## Brief
Gather each line of the entries below that includes "label".
--- begin Records for this task ---
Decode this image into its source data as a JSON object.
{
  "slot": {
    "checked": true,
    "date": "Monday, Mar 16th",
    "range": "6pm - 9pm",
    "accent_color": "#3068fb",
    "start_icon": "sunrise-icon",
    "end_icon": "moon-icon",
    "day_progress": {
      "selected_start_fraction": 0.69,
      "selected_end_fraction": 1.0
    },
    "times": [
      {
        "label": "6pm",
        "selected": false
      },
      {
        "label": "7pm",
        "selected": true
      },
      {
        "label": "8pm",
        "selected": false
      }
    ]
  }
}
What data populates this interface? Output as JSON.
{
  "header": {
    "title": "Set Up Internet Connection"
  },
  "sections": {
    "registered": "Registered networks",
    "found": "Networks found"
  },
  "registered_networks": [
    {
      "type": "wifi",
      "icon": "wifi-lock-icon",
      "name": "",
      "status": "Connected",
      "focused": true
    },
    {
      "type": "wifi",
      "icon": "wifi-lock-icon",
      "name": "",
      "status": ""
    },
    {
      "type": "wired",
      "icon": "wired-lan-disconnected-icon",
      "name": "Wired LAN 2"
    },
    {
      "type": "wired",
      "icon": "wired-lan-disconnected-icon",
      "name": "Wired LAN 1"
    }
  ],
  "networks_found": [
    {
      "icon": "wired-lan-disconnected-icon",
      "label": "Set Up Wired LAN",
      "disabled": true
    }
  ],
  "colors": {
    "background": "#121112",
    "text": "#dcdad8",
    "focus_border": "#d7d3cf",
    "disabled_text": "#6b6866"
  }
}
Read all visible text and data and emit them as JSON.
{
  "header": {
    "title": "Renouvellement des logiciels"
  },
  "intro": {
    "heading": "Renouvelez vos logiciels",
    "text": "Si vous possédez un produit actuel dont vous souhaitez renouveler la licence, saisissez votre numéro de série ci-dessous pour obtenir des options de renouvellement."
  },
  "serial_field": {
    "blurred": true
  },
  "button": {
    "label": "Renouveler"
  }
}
--- end Records for this task ---
## Task solution
        "label": "6pm",
        "label": "7pm",
        "label": "8pm",
      "label": "Set Up Wired LAN",
    "label": "Renouveler"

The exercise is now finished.